Source data:
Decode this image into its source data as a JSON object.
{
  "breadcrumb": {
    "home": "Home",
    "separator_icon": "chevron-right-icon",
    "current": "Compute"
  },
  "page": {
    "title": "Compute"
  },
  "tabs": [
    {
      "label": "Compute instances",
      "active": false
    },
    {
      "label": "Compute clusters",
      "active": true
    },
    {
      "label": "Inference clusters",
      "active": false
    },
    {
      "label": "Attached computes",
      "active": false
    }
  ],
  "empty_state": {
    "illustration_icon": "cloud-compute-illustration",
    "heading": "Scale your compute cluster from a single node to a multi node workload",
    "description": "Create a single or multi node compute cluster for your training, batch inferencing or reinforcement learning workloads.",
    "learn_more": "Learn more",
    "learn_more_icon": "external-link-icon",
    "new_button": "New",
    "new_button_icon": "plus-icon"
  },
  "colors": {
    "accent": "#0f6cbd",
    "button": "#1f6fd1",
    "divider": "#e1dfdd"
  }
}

Work to do: Each record must be returned exactly as it is written.

Exercise output:
Decode this image into its source data as a JSON object.
{
  "breadcrumb": {
    "home": "Home",
    "separator_icon": "chevron-right-icon",
    "current": "Compute"
  },
  "page": {
    "title": "Compute"
  },
  "tabs": [
    {
      "label": "Compute instances",
      "active": false
    },
    {
      "label": "Compute clusters",
      "active": true
    },
    {
      "label": "Inference clusters",
      "active": false
    },
    {
      "label": "Attached computes",
      "active": false
    }
  ],
  "empty_state": {
    "illustration_icon": "cloud-compute-illustration",
    "heading": "Scale your compute cluster from a single node to a multi node workload",
    "description": "Create a single or multi node compute cluster for your training, batch inferencing or reinforcement learning workloads.",
    "learn_more": "Learn more",
    "learn_more_icon": "external-link-icon",
    "new_button": "New",
    "new_button_icon": "plus-icon"
  },
  "colors": {
    "accent": "#0f6cbd",
    "button": "#1f6fd1",
    "divider": "#e1dfdd"
  }
}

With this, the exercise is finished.